Records with labeled boxes
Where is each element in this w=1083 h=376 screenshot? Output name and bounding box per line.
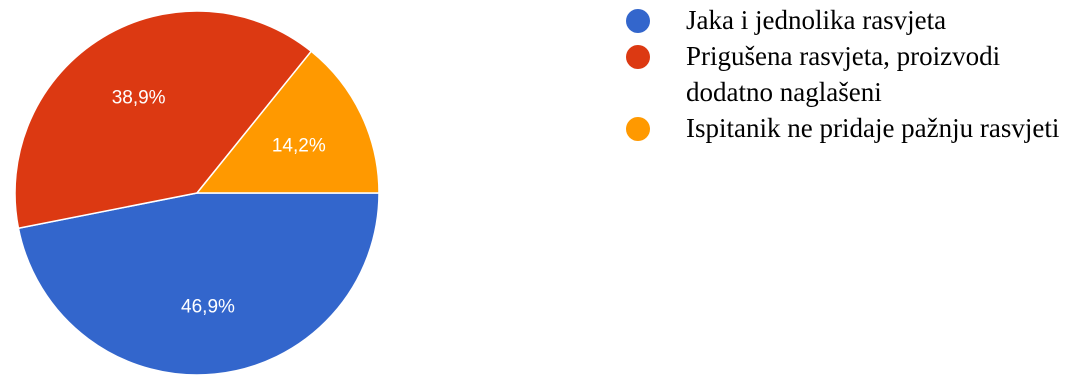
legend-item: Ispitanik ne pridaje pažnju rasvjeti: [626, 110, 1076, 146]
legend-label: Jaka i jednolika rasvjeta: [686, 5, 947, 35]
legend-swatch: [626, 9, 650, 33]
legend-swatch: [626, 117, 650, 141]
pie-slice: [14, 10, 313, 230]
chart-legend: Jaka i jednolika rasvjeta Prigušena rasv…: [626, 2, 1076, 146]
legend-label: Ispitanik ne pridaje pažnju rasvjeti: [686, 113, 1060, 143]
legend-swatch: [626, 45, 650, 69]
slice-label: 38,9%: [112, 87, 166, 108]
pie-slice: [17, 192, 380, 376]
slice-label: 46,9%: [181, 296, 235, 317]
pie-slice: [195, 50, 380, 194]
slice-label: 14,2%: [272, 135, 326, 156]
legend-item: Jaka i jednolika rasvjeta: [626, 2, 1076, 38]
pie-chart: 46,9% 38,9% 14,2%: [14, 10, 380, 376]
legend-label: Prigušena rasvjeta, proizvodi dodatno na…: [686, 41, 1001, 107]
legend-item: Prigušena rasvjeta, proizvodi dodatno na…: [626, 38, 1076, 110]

#### Problem requirements
Turn every line of all the records above into a numbered list, skipping blank lines and leaving out the pictures.

#### Reply
1. Where is each element in this w=1083 h=376 screenshot? Output name and bounding box per line.
2. legend-item: Ispitanik ne pridaje pažnju rasvjeti: [626, 110, 1076, 146]
3. legend-label: Jaka i jednolika rasvjeta: [686, 5, 947, 35]
4. legend-swatch: [626, 9, 650, 33]
5. legend-swatch: [626, 117, 650, 141]
6. pie-slice: [14, 10, 313, 230]
7. chart-legend: Jaka i jednolika rasvjeta Prigušena rasv…: [626, 2, 1076, 146]
8. legend-label: Ispitanik ne pridaje pažnju rasvjeti: [686, 113, 1060, 143]
9. legend-swatch: [626, 45, 650, 69]
10. slice-label: 38,9%: [112, 87, 166, 108]
11. pie-slice: [17, 192, 380, 376]
12. slice-label: 46,9%: [181, 296, 235, 317]
13. pie-slice: [195, 50, 380, 194]
14. slice-label: 14,2%: [272, 135, 326, 156]
15. legend-item: Jaka i jednolika rasvjeta: [626, 2, 1076, 38]
16. pie-chart: 46,9% 38,9% 14,2%: [14, 10, 380, 376]
17. legend-label: Prigušena rasvjeta, proizvodi dodatno na…: [686, 41, 1001, 107]
18. legend-item: Prigušena rasvjeta, proizvodi dodatno na…: [626, 38, 1076, 110]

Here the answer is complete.